• **Material for this exercise**:
start

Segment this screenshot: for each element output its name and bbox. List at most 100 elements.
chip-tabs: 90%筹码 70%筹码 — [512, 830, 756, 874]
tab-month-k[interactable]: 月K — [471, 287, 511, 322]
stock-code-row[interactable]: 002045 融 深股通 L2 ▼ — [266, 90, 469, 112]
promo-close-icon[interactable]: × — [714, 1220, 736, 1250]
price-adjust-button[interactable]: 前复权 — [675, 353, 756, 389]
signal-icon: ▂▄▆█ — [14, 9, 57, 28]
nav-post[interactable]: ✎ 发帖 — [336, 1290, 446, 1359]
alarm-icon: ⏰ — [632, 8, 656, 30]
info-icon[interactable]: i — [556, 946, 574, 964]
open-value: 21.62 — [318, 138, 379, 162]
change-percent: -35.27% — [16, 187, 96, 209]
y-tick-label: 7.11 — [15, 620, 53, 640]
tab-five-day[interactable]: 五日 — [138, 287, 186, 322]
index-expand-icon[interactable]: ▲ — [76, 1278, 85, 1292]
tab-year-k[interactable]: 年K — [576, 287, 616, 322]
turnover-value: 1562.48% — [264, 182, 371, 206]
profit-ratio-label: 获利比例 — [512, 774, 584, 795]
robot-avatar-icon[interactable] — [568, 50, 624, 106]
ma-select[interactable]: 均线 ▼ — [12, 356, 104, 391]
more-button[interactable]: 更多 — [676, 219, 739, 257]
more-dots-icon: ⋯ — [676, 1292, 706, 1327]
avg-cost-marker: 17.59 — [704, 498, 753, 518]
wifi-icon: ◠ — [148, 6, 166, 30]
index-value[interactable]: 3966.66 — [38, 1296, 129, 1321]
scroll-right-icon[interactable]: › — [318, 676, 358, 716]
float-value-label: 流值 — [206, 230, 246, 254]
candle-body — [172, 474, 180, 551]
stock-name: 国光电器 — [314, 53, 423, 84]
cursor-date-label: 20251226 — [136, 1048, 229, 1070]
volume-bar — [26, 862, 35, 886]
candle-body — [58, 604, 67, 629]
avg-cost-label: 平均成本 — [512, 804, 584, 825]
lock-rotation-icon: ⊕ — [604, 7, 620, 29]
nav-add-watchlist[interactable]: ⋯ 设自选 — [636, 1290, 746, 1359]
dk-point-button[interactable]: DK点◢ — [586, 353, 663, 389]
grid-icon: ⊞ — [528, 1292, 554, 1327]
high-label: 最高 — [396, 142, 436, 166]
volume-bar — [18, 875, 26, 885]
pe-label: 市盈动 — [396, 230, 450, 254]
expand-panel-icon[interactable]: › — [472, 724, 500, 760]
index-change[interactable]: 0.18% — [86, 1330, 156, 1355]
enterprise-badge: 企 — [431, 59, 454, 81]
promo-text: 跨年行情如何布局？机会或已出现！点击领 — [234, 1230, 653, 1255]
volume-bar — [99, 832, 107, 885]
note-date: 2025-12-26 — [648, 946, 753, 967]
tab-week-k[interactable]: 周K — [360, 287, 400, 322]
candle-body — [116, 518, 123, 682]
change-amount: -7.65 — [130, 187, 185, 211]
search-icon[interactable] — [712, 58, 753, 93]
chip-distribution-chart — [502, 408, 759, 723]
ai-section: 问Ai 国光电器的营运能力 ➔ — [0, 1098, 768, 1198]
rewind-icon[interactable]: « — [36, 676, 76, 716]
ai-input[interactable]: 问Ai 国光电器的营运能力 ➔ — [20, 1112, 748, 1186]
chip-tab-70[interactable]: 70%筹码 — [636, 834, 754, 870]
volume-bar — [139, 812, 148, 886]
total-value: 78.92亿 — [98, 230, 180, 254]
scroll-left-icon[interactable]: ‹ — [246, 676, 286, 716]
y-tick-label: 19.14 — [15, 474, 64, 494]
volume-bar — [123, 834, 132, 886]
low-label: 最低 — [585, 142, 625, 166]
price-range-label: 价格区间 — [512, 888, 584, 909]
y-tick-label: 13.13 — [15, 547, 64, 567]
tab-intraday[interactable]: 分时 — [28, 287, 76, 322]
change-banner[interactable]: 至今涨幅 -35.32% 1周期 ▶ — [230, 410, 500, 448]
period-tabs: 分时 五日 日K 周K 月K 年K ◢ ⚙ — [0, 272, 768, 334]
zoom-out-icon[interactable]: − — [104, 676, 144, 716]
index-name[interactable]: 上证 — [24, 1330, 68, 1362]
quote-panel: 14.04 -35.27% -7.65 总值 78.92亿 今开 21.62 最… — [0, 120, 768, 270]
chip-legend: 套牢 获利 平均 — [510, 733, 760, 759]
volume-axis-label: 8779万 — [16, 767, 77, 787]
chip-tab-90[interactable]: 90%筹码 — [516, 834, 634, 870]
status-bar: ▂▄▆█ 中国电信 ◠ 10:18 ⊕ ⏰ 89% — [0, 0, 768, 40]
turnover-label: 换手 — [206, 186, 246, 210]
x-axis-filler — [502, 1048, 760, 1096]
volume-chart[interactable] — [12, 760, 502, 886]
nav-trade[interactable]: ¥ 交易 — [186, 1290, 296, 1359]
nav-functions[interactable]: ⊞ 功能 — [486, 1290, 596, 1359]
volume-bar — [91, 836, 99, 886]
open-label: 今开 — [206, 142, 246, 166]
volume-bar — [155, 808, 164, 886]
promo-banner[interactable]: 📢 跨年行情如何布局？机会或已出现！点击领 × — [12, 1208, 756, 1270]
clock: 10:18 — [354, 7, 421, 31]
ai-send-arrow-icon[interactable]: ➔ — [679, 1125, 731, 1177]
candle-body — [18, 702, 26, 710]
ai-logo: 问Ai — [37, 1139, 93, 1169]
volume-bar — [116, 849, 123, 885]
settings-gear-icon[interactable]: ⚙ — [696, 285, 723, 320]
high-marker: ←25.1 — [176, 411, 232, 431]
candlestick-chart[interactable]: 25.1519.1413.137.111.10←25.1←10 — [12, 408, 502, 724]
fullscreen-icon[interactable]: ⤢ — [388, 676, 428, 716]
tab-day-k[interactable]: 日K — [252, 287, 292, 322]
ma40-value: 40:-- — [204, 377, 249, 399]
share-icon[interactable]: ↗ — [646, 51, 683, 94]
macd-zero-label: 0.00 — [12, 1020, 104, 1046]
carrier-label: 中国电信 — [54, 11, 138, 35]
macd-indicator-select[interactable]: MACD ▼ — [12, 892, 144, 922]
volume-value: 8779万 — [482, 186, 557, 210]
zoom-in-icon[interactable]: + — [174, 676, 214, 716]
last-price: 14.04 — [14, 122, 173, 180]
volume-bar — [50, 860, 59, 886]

end

• **Work to complete**: Write out all of the entries above again, substituting "vol-bar" for every occurrence of "volume-bar" and keeping everything else the same.

• **Task result**:
Segment this screenshot: for each element output its name and bbox. List at most 100 elements.
chip-tabs: 90%筹码 70%筹码 — [512, 830, 756, 874]
tab-month-k[interactable]: 月K — [471, 287, 511, 322]
stock-code-row[interactable]: 002045 融 深股通 L2 ▼ — [266, 90, 469, 112]
promo-close-icon[interactable]: × — [714, 1220, 736, 1250]
price-adjust-button[interactable]: 前复权 — [675, 353, 756, 389]
signal-icon: ▂▄▆█ — [14, 9, 57, 28]
nav-post[interactable]: ✎ 发帖 — [336, 1290, 446, 1359]
alarm-icon: ⏰ — [632, 8, 656, 30]
info-icon[interactable]: i — [556, 946, 574, 964]
open-value: 21.62 — [318, 138, 379, 162]
change-percent: -35.27% — [16, 187, 96, 209]
y-tick-label: 7.11 — [15, 620, 53, 640]
tab-five-day[interactable]: 五日 — [138, 287, 186, 322]
index-expand-icon[interactable]: ▲ — [76, 1278, 85, 1292]
tab-year-k[interactable]: 年K — [576, 287, 616, 322]
turnover-value: 1562.48% — [264, 182, 371, 206]
profit-ratio-label: 获利比例 — [512, 774, 584, 795]
robot-avatar-icon[interactable] — [568, 50, 624, 106]
ma-select[interactable]: 均线 ▼ — [12, 356, 104, 391]
more-button[interactable]: 更多 — [676, 219, 739, 257]
more-dots-icon: ⋯ — [676, 1292, 706, 1327]
avg-cost-marker: 17.59 — [704, 498, 753, 518]
wifi-icon: ◠ — [148, 6, 166, 30]
index-value[interactable]: 3966.66 — [38, 1296, 129, 1321]
scroll-right-icon[interactable]: › — [318, 676, 358, 716]
float-value-label: 流值 — [206, 230, 246, 254]
candle-body — [172, 474, 180, 551]
stock-name: 国光电器 — [314, 53, 423, 84]
cursor-date-label: 20251226 — [136, 1048, 229, 1070]
vol-bar — [26, 862, 35, 886]
candle-body — [58, 604, 67, 629]
avg-cost-label: 平均成本 — [512, 804, 584, 825]
lock-rotation-icon: ⊕ — [604, 7, 620, 29]
nav-add-watchlist[interactable]: ⋯ 设自选 — [636, 1290, 746, 1359]
dk-point-button[interactable]: DK点◢ — [586, 353, 663, 389]
grid-icon: ⊞ — [528, 1292, 554, 1327]
high-label: 最高 — [396, 142, 436, 166]
vol-bar — [18, 875, 26, 885]
pe-label: 市盈动 — [396, 230, 450, 254]
expand-panel-icon[interactable]: › — [472, 724, 500, 760]
index-change[interactable]: 0.18% — [86, 1330, 156, 1355]
enterprise-badge: 企 — [431, 59, 454, 81]
promo-text: 跨年行情如何布局？机会或已出现！点击领 — [234, 1230, 653, 1255]
vol-bar — [99, 832, 107, 885]
note-date: 2025-12-26 — [648, 946, 753, 967]
tab-week-k[interactable]: 周K — [360, 287, 400, 322]
candle-body — [116, 518, 123, 682]
change-amount: -7.65 — [130, 187, 185, 211]
search-icon[interactable] — [712, 58, 753, 93]
chip-distribution-chart — [502, 408, 759, 723]
ai-section: 问Ai 国光电器的营运能力 ➔ — [0, 1098, 768, 1198]
rewind-icon[interactable]: « — [36, 676, 76, 716]
ai-input[interactable]: 问Ai 国光电器的营运能力 ➔ — [20, 1112, 748, 1186]
chip-tab-70[interactable]: 70%筹码 — [636, 834, 754, 870]
vol-bar — [139, 812, 148, 886]
total-value: 78.92亿 — [98, 230, 180, 254]
scroll-left-icon[interactable]: ‹ — [246, 676, 286, 716]
y-tick-label: 19.14 — [15, 474, 64, 494]
vol-bar — [123, 834, 132, 886]
low-label: 最低 — [585, 142, 625, 166]
price-range-label: 价格区间 — [512, 888, 584, 909]
y-tick-label: 13.13 — [15, 547, 64, 567]
tab-intraday[interactable]: 分时 — [28, 287, 76, 322]
change-banner[interactable]: 至今涨幅 -35.32% 1周期 ▶ — [230, 410, 500, 448]
period-tabs: 分时 五日 日K 周K 月K 年K ◢ ⚙ — [0, 272, 768, 334]
zoom-out-icon[interactable]: − — [104, 676, 144, 716]
index-name[interactable]: 上证 — [24, 1330, 68, 1362]
quote-panel: 14.04 -35.27% -7.65 总值 78.92亿 今开 21.62 最… — [0, 120, 768, 270]
chip-legend: 套牢 获利 平均 — [510, 733, 760, 759]
volume-axis-label: 8779万 — [16, 767, 77, 787]
chip-tab-90[interactable]: 90%筹码 — [516, 834, 634, 870]
status-bar: ▂▄▆█ 中国电信 ◠ 10:18 ⊕ ⏰ 89% — [0, 0, 768, 40]
turnover-label: 换手 — [206, 186, 246, 210]
x-axis-filler — [502, 1048, 760, 1096]
volume-chart[interactable] — [12, 760, 502, 886]
nav-trade[interactable]: ¥ 交易 — [186, 1290, 296, 1359]
nav-functions[interactable]: ⊞ 功能 — [486, 1290, 596, 1359]
vol-bar — [91, 836, 99, 886]
open-label: 今开 — [206, 142, 246, 166]
vol-bar — [155, 808, 164, 886]
promo-banner[interactable]: 📢 跨年行情如何布局？机会或已出现！点击领 × — [12, 1208, 756, 1270]
clock: 10:18 — [354, 7, 421, 31]
ai-send-arrow-icon[interactable]: ➔ — [679, 1125, 731, 1177]
candle-body — [18, 702, 26, 710]
ai-logo: 问Ai — [37, 1139, 93, 1169]
vol-bar — [116, 849, 123, 885]
settings-gear-icon[interactable]: ⚙ — [696, 285, 723, 320]
high-marker: ←25.1 — [176, 411, 232, 431]
candlestick-chart[interactable]: 25.1519.1413.137.111.10←25.1←10 — [12, 408, 502, 724]
fullscreen-icon[interactable]: ⤢ — [388, 676, 428, 716]
tab-day-k[interactable]: 日K — [252, 287, 292, 322]
ma40-value: 40:-- — [204, 377, 249, 399]
share-icon[interactable]: ↗ — [646, 51, 683, 94]
macd-zero-label: 0.00 — [12, 1020, 104, 1046]
carrier-label: 中国电信 — [54, 11, 138, 35]
macd-indicator-select[interactable]: MACD ▼ — [12, 892, 144, 922]
volume-value: 8779万 — [482, 186, 557, 210]
zoom-in-icon[interactable]: + — [174, 676, 214, 716]
last-price: 14.04 — [14, 122, 173, 180]
vol-bar — [50, 860, 59, 886]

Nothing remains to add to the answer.